# [Written exercise]
Collect every line below that contains the word "true".

# [Material supplied]
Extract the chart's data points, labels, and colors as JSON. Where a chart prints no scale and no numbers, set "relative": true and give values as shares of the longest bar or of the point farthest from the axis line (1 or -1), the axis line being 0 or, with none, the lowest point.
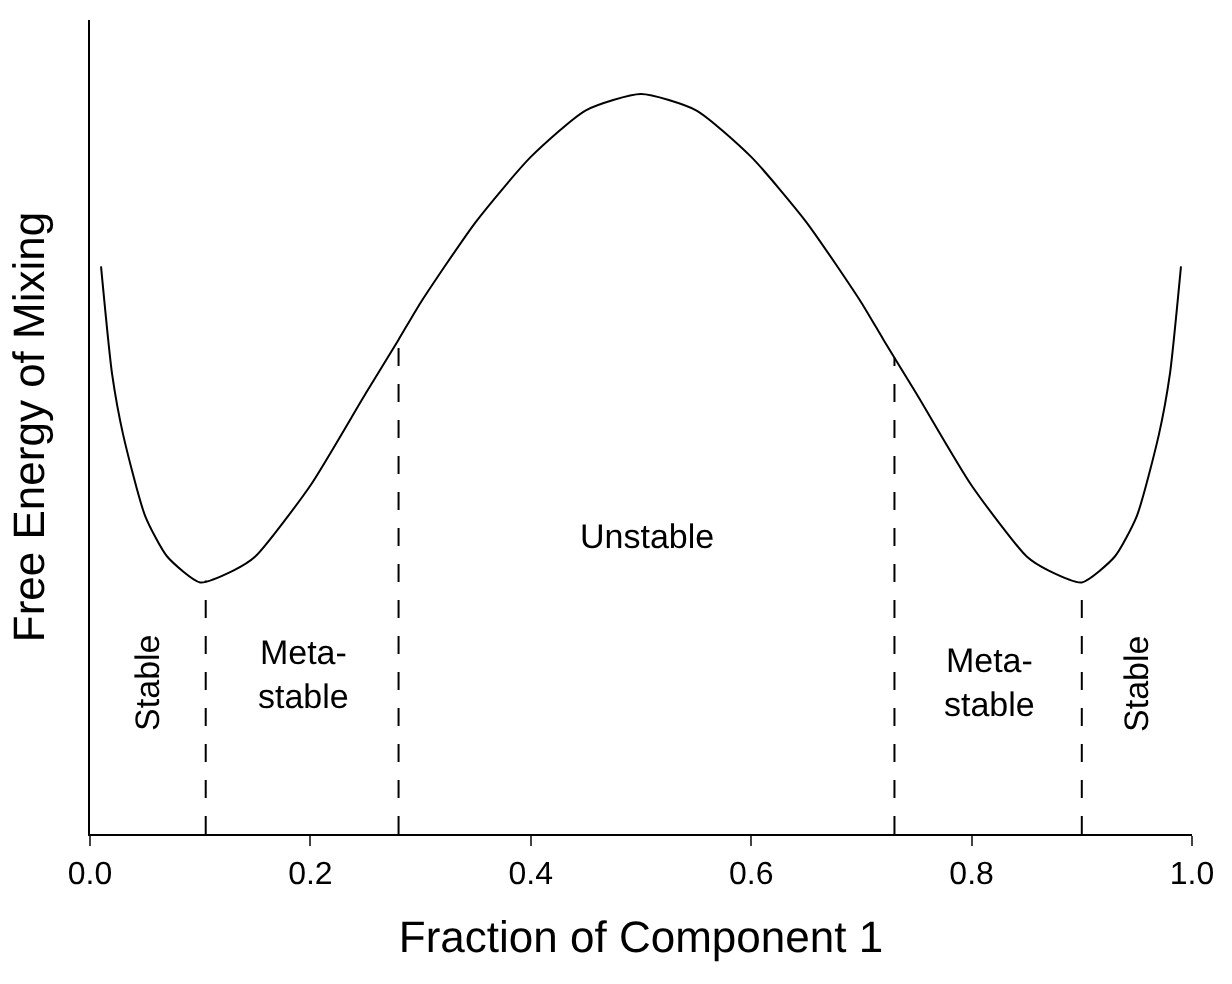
{
  "chart_data": {
    "type": "line",
    "relative": true,
    "xlabel": "Fraction of Component 1",
    "ylabel": "Free Energy of Mixing",
    "x": [
      0.01,
      0.02,
      0.03,
      0.05,
      0.07,
      0.1,
      0.13,
      0.15,
      0.2,
      0.25,
      0.28,
      0.3,
      0.35,
      0.4,
      0.45,
      0.5,
      0.55,
      0.6,
      0.65,
      0.7,
      0.72,
      0.75,
      0.8,
      0.85,
      0.87,
      0.9,
      0.93,
      0.95,
      0.97,
      0.98,
      0.99
    ],
    "series": [
      {
        "color": "#000000",
        "values": [
          0.767,
          0.622,
          0.54,
          0.43,
          0.375,
          0.34,
          0.356,
          0.375,
          0.471,
          0.595,
          0.668,
          0.718,
          0.827,
          0.915,
          0.978,
          1,
          0.978,
          0.915,
          0.827,
          0.718,
          0.668,
          0.595,
          0.471,
          0.375,
          0.356,
          0.34,
          0.375,
          0.43,
          0.54,
          0.622,
          0.767
        ]
      }
    ],
    "xlim": [
      0,
      1
    ],
    "xticks": [
      {
        "value": 0,
        "label": "0.0"
      },
      {
        "value": 0.2,
        "label": "0.2"
      },
      {
        "value": 0.4,
        "label": "0.4"
      },
      {
        "value": 0.6,
        "label": "0.6"
      },
      {
        "value": 0.8,
        "label": "0.8"
      },
      {
        "value": 1,
        "label": "1.0"
      }
    ],
    "ref_lines": [
      {
        "axis": "x",
        "value": 0.105,
        "line_style": "dashed",
        "color": "#000000"
      },
      {
        "axis": "x",
        "value": 0.28,
        "line_style": "dashed",
        "color": "#000000"
      },
      {
        "axis": "x",
        "value": 0.73,
        "line_style": "dashed",
        "color": "#000000"
      },
      {
        "axis": "x",
        "value": 0.9,
        "line_style": "dashed",
        "color": "#000000"
      }
    ],
    "annotations": [
      "Stable",
      "Meta-\nstable",
      "Unstable",
      "Meta-\nstable",
      "Stable"
    ],
    "marker": "none",
    "line_style": "solid"
  }
}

# [Reply to the task]
Extract the chart's data points, labels, and colors as JSON. Where a chart prints no scale and no numbers, set "relative": true and give values as shares of the longest bar or of the point farthest from the axis line (1 or -1), the axis line being 0 or, with none, the lowest point.
    "relative": true,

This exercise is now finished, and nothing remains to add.